**Stated task**
Only the pictures are omitted; repeat all other data exactly.

**Exercise data**
◆ ◆ ◆ ◆ ◆ ◆ ◆

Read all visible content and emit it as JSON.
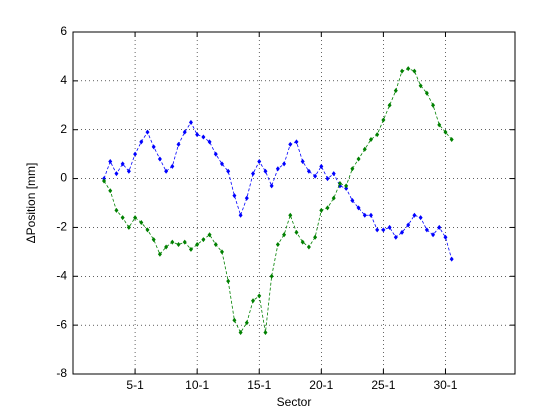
{
  "chart_data": {
    "type": "line",
    "x_label": "Sector",
    "y_label": "ΔPosition [mm]",
    "x": [
      2.5,
      3,
      3.5,
      4,
      4.5,
      5,
      5.5,
      6,
      6.5,
      7,
      7.5,
      8,
      8.5,
      9,
      9.5,
      10,
      10.5,
      11,
      11.5,
      12,
      12.5,
      13,
      13.5,
      14,
      14.5,
      15,
      15.5,
      16,
      16.5,
      17,
      17.5,
      18,
      18.5,
      19,
      19.5,
      20,
      20.5,
      21,
      21.5,
      22,
      22.5,
      23,
      23.5,
      24,
      24.5,
      25,
      25.5,
      26,
      26.5,
      27,
      27.5,
      28,
      28.5,
      29,
      29.5,
      30,
      30.5
    ],
    "series": [
      {
        "color": "#0000ff",
        "values": [
          0.0,
          0.7,
          0.2,
          0.6,
          0.3,
          1.0,
          1.5,
          1.9,
          1.3,
          0.8,
          0.3,
          0.5,
          1.4,
          1.9,
          2.3,
          1.8,
          1.7,
          1.5,
          1.0,
          0.6,
          0.3,
          -0.7,
          -1.5,
          -0.8,
          0.2,
          0.7,
          0.3,
          -0.3,
          0.4,
          0.6,
          1.4,
          1.5,
          0.7,
          0.3,
          0.1,
          0.5,
          0.0,
          0.2,
          -0.3,
          -0.4,
          -0.9,
          -1.2,
          -1.5,
          -1.5,
          -2.1,
          -2.1,
          -2.0,
          -2.4,
          -2.2,
          -1.9,
          -1.5,
          -1.6,
          -2.1,
          -2.3,
          -2.0,
          -2.4,
          -3.3
        ]
      },
      {
        "color": "#008000",
        "values": [
          -0.1,
          -0.5,
          -1.3,
          -1.6,
          -2.0,
          -1.6,
          -1.8,
          -2.1,
          -2.5,
          -3.1,
          -2.8,
          -2.6,
          -2.7,
          -2.6,
          -2.9,
          -2.7,
          -2.5,
          -2.3,
          -2.7,
          -3.0,
          -4.2,
          -5.8,
          -6.3,
          -5.9,
          -5.0,
          -4.8,
          -6.3,
          -4.0,
          -2.7,
          -2.3,
          -1.5,
          -2.2,
          -2.6,
          -2.8,
          -2.4,
          -1.3,
          -1.2,
          -0.8,
          -0.2,
          -0.3,
          0.4,
          0.8,
          1.2,
          1.6,
          1.8,
          2.4,
          3.0,
          3.6,
          4.4,
          4.5,
          4.4,
          3.8,
          3.5,
          3.0,
          2.2,
          1.9,
          1.6
        ]
      }
    ],
    "xlim": [
      0,
      35.6
    ],
    "xticks": [
      {
        "value": 5,
        "label": "5-1"
      },
      {
        "value": 10,
        "label": "10-1"
      },
      {
        "value": 15,
        "label": "15-1"
      },
      {
        "value": 20,
        "label": "20-1"
      },
      {
        "value": 25,
        "label": "25-1"
      },
      {
        "value": 30,
        "label": "30-1"
      }
    ],
    "ylim": [
      -8,
      6
    ],
    "yticks": [
      -8,
      -6,
      -4,
      -2,
      0,
      2,
      4,
      6
    ],
    "grid": true
  }
}
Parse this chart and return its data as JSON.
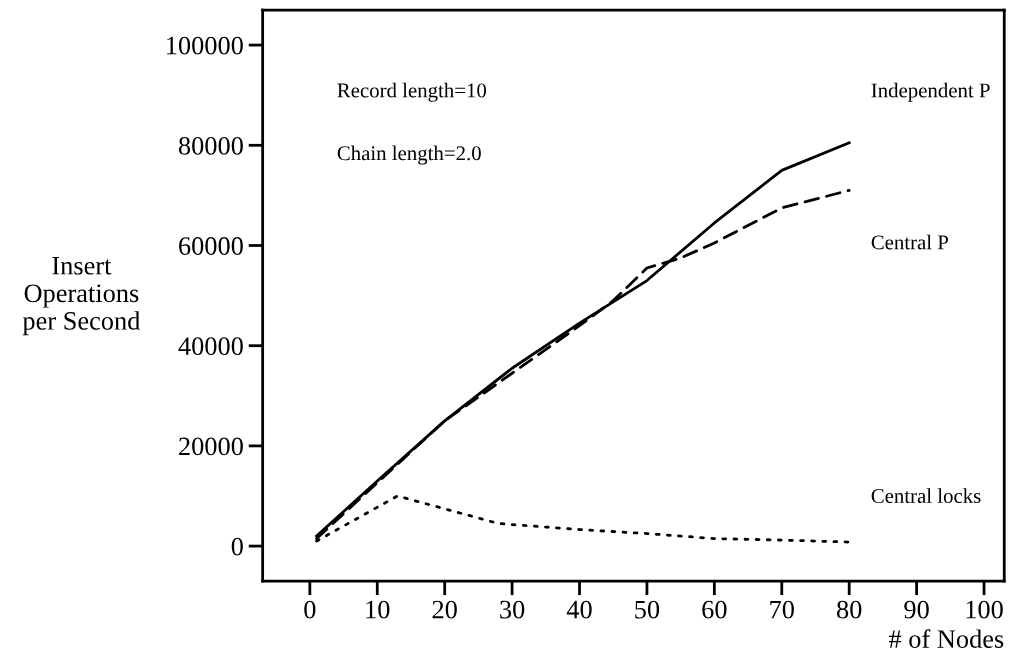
{
  "chart_data": {
    "type": "line",
    "xlabel": "# of Nodes",
    "ylabel": "Insert\nOperations\nper Second",
    "annotations": [
      "Record length=10",
      "Chain length=2.0"
    ],
    "xlim": [
      -7,
      103
    ],
    "ylim": [
      -7000,
      107000
    ],
    "xticks": [
      0,
      10,
      20,
      30,
      40,
      50,
      60,
      70,
      80,
      90,
      100
    ],
    "yticks": [
      0,
      20000,
      40000,
      60000,
      80000,
      100000
    ],
    "grid": false,
    "legend": false,
    "series": [
      {
        "name": "Independent P",
        "color": "#000000",
        "line_style": "solid",
        "x": [
          1,
          10,
          20,
          30,
          40,
          50,
          60,
          70,
          80
        ],
        "values": [
          2000,
          13000,
          25000,
          35500,
          44500,
          53000,
          64500,
          75000,
          80500
        ]
      },
      {
        "name": "Central P",
        "color": "#000000",
        "line_style": "dashed",
        "x": [
          1,
          20,
          30,
          40,
          45,
          50,
          55,
          60,
          70,
          80
        ],
        "values": [
          1500,
          25000,
          34500,
          44000,
          49000,
          55500,
          57500,
          60500,
          67500,
          71000
        ]
      },
      {
        "name": "Central locks",
        "color": "#000000",
        "line_style": "dotted",
        "x": [
          1,
          13,
          28,
          40,
          50,
          60,
          70,
          80
        ],
        "values": [
          1000,
          10000,
          4500,
          3300,
          2500,
          1500,
          1200,
          800
        ]
      }
    ]
  }
}
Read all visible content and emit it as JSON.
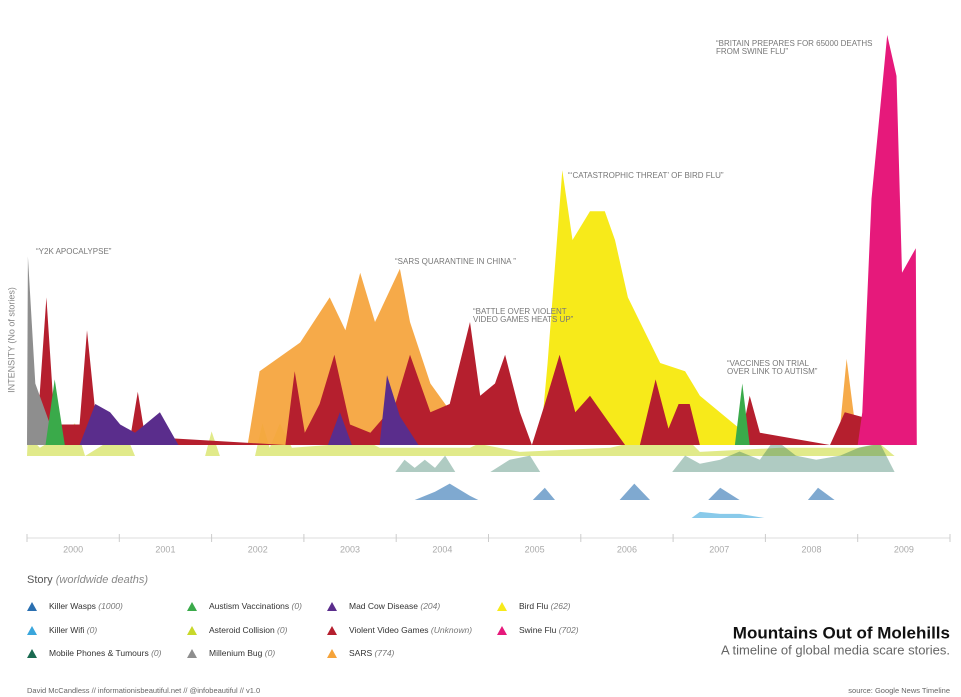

◆ ◆ ◆ ◆ ◆ ◆ ◆

**Correct result**
Read all visible content and emit it as JSON.
{
  "chart_data": {
    "type": "line",
    "x_label": "Sector",
    "y_label": "ΔPosition [mm]",
    "x": [
      2.5,
      3,
      3.5,
      4,
      4.5,
      5,
      5.5,
      6,
      6.5,
      7,
      7.5,
      8,
      8.5,
      9,
      9.5,
      10,
      10.5,
      11,
      11.5,
      12,
      12.5,
      13,
      13.5,
      14,
      14.5,
      15,
      15.5,
      16,
      16.5,
      17,
      17.5,
      18,
      18.5,
      19,
      19.5,
      20,
      20.5,
      21,
      21.5,
      22,
      22.5,
      23,
      23.5,
      24,
      24.5,
      25,
      25.5,
      26,
      26.5,
      27,
      27.5,
      28,
      28.5,
      29,
      29.5,
      30,
      30.5
    ],
    "series": [
      {
        "color": "#0000ff",
        "values": [
          0.0,
          0.7,
          0.2,
          0.6,
          0.3,
          1.0,
          1.5,
          1.9,
          1.3,
          0.8,
          0.3,
          0.5,
          1.4,
          1.9,
          2.3,
          1.8,
          1.7,
          1.5,
          1.0,
          0.6,
          0.3,
          -0.7,
          -1.5,
          -0.8,
          0.2,
          0.7,
          0.3,
          -0.3,
          0.4,
          0.6,
          1.4,
          1.5,
          0.7,
          0.3,
          0.1,
          0.5,
          0.0,
          0.2,
          -0.3,
          -0.4,
          -0.9,
          -1.2,
          -1.5,
          -1.5,
          -2.1,
          -2.1,
          -2.0,
          -2.4,
          -2.2,
          -1.9,
          -1.5,
          -1.6,
          -2.1,
          -2.3,
          -2.0,
          -2.4,
          -3.3
        ]
      },
      {
        "color": "#008000",
        "values": [
          -0.1,
          -0.5,
          -1.3,
          -1.6,
          -2.0,
          -1.6,
          -1.8,
          -2.1,
          -2.5,
          -3.1,
          -2.8,
          -2.6,
          -2.7,
          -2.6,
          -2.9,
          -2.7,
          -2.5,
          -2.3,
          -2.7,
          -3.0,
          -4.2,
          -5.8,
          -6.3,
          -5.9,
          -5.0,
          -4.8,
          -6.3,
          -4.0,
          -2.7,
          -2.3,
          -1.5,
          -2.2,
          -2.6,
          -2.8,
          -2.4,
          -1.3,
          -1.2,
          -0.8,
          -0.2,
          -0.3,
          0.4,
          0.8,
          1.2,
          1.6,
          1.8,
          2.4,
          3.0,
          3.6,
          4.4,
          4.5,
          4.4,
          3.8,
          3.5,
          3.0,
          2.2,
          1.9,
          1.6
        ]
      }
    ],
    "xlim": [
      0,
      35.6
    ],
    "xticks": [
      {
        "value": 5,
        "label": "5-1"
      },
      {
        "value": 10,
        "label": "10-1"
      },
      {
        "value": 15,
        "label": "15-1"
      },
      {
        "value": 20,
        "label": "20-1"
      },
      {
        "value": 25,
        "label": "25-1"
      },
      {
        "value": 30,
        "label": "30-1"
      }
    ],
    "ylim": [
      -8,
      6
    ],
    "yticks": [
      -8,
      -6,
      -4,
      -2,
      0,
      2,
      4,
      6
    ],
    "grid": true
  }
}
Parse this chart and return its data as JSON.
{
  "chart_data": {
    "type": "line",
    "xlabel": "# of Nodes",
    "ylabel": "Insert\nOperations\nper Second",
    "annotations": [
      "Record length=10",
      "Chain length=2.0"
    ],
    "xlim": [
      -7,
      103
    ],
    "ylim": [
      -7000,
      107000
    ],
    "xticks": [
      0,
      10,
      20,
      30,
      40,
      50,
      60,
      70,
      80,
      90,
      100
    ],
    "yticks": [
      0,
      20000,
      40000,
      60000,
      80000,
      100000
    ],
    "grid": false,
    "legend": false,
    "series": [
      {
        "name": "Independent P",
        "color": "#000000",
        "line_style": "solid",
        "x": [
          1,
          10,
          20,
          30,
          40,
          50,
          60,
          70,
          80
        ],
        "values": [
          2000,
          13000,
          25000,
          35500,
          44500,
          53000,
          64500,
          75000,
          80500
        ]
      },
      {
        "name": "Central P",
        "color": "#000000",
        "line_style": "dashed",
        "x": [
          1,
          20,
          30,
          40,
          45,
          50,
          55,
          60,
          70,
          80
        ],
        "values": [
          1500,
          25000,
          34500,
          44000,
          49000,
          55500,
          57500,
          60500,
          67500,
          71000
        ]
      },
      {
        "name": "Central locks",
        "color": "#000000",
        "line_style": "dotted",
        "x": [
          1,
          13,
          28,
          40,
          50,
          60,
          70,
          80
        ],
        "values": [
          1000,
          10000,
          4500,
          3300,
          2500,
          1500,
          1200,
          800
        ]
      }
    ]
  }
}
Read all visible content and emit it as JSON.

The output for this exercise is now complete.